What is asked
Search the listing below for "image". Copy each matching line.
* START Input rows *
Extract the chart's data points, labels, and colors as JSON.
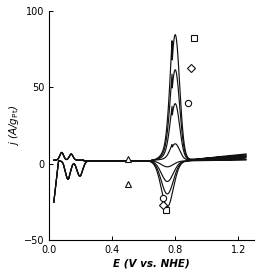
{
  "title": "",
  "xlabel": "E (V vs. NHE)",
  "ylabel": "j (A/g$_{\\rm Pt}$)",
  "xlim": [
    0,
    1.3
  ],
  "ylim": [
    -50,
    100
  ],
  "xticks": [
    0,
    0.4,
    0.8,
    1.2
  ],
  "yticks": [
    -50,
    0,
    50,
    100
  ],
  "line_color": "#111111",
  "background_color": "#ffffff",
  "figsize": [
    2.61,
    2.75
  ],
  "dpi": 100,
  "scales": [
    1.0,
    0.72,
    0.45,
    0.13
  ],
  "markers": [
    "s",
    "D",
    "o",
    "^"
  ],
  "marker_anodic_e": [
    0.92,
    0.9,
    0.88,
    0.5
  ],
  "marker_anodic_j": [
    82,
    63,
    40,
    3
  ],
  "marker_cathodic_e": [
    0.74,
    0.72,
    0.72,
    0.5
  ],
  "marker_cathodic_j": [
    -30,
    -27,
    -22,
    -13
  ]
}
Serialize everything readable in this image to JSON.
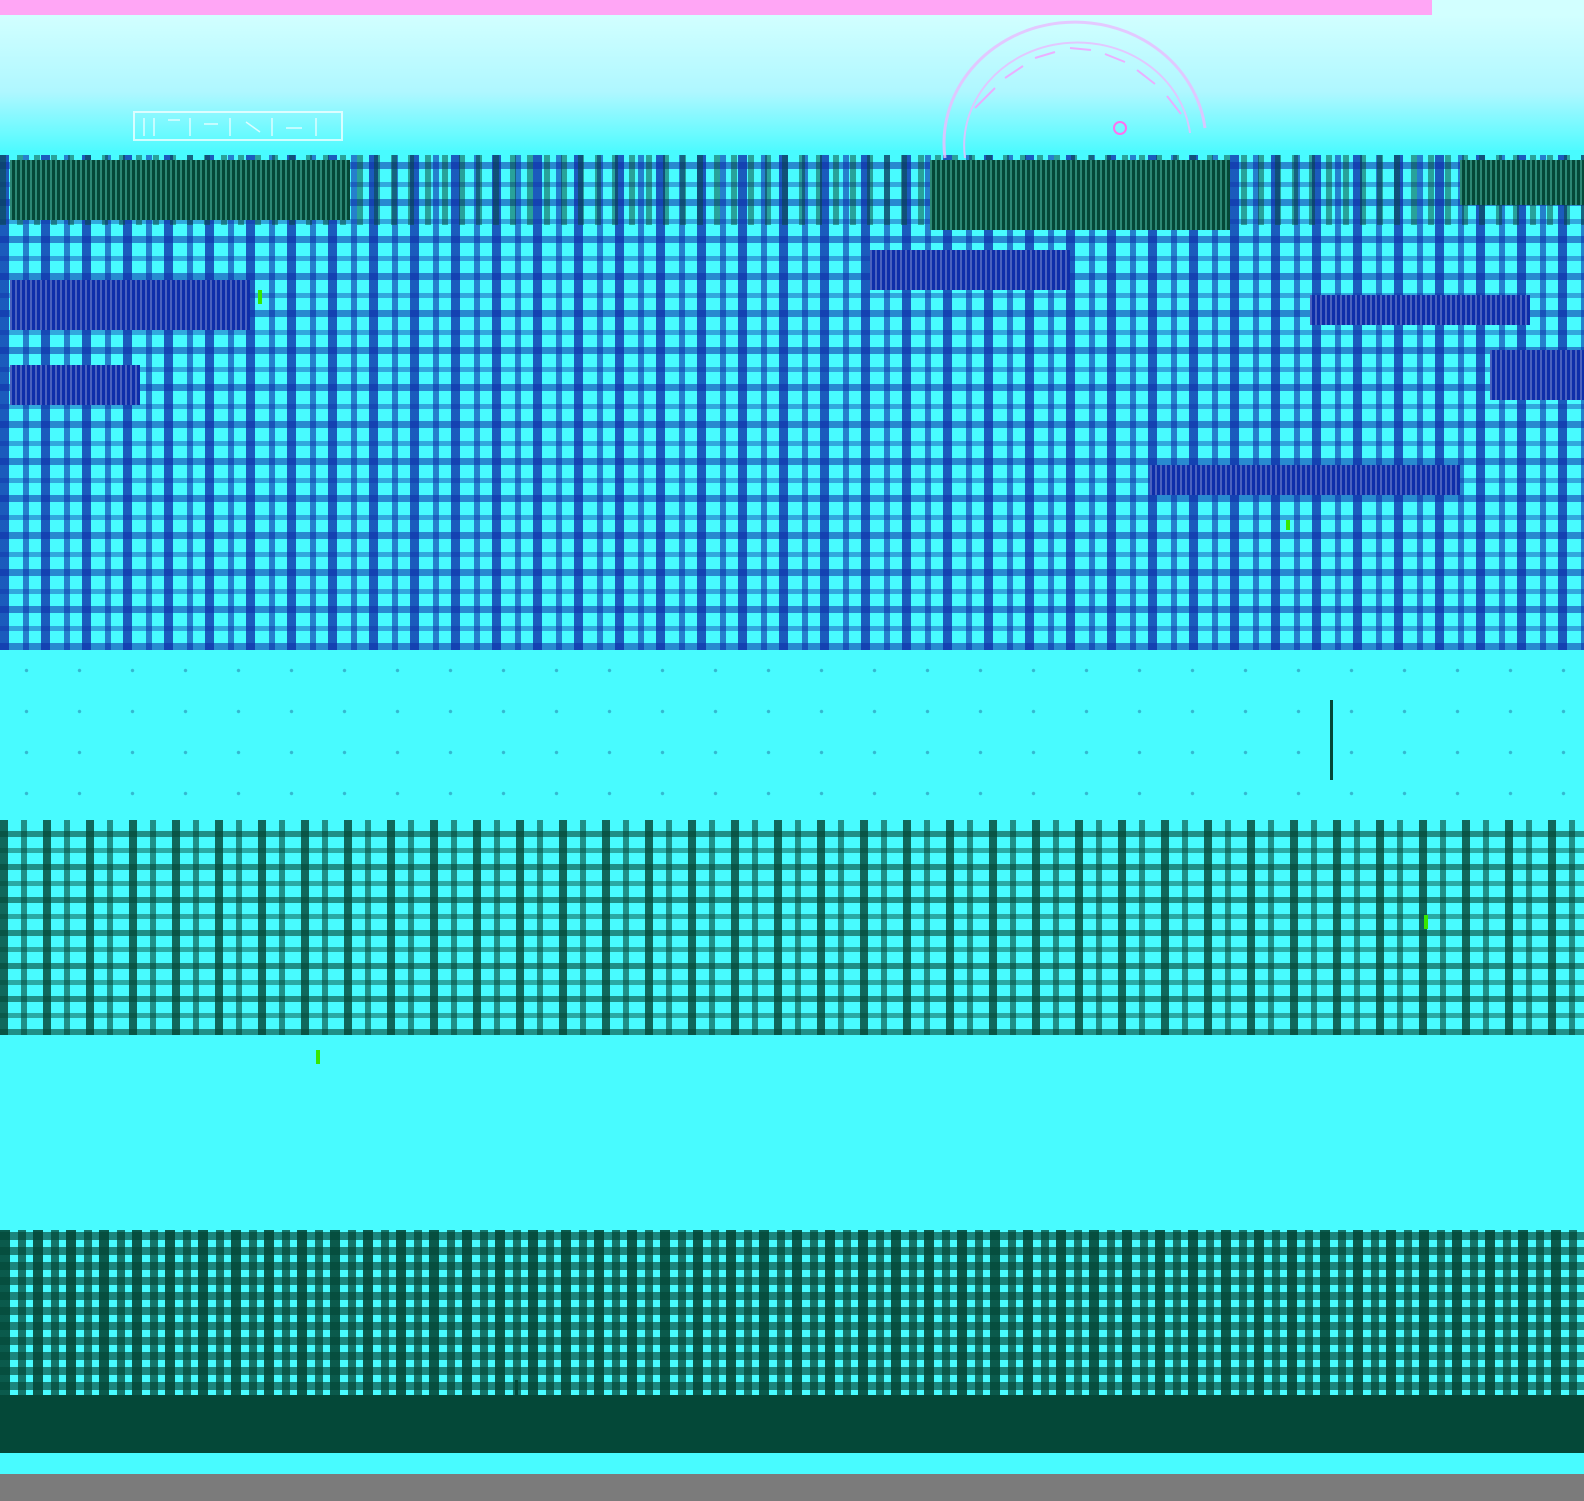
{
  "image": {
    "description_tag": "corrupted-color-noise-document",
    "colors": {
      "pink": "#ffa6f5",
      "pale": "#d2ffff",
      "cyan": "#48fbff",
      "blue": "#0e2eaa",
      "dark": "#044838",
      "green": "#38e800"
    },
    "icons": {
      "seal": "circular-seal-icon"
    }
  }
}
* END Input rows *
Solved problem
Serialize everything readable in this image to JSON.
  "image": {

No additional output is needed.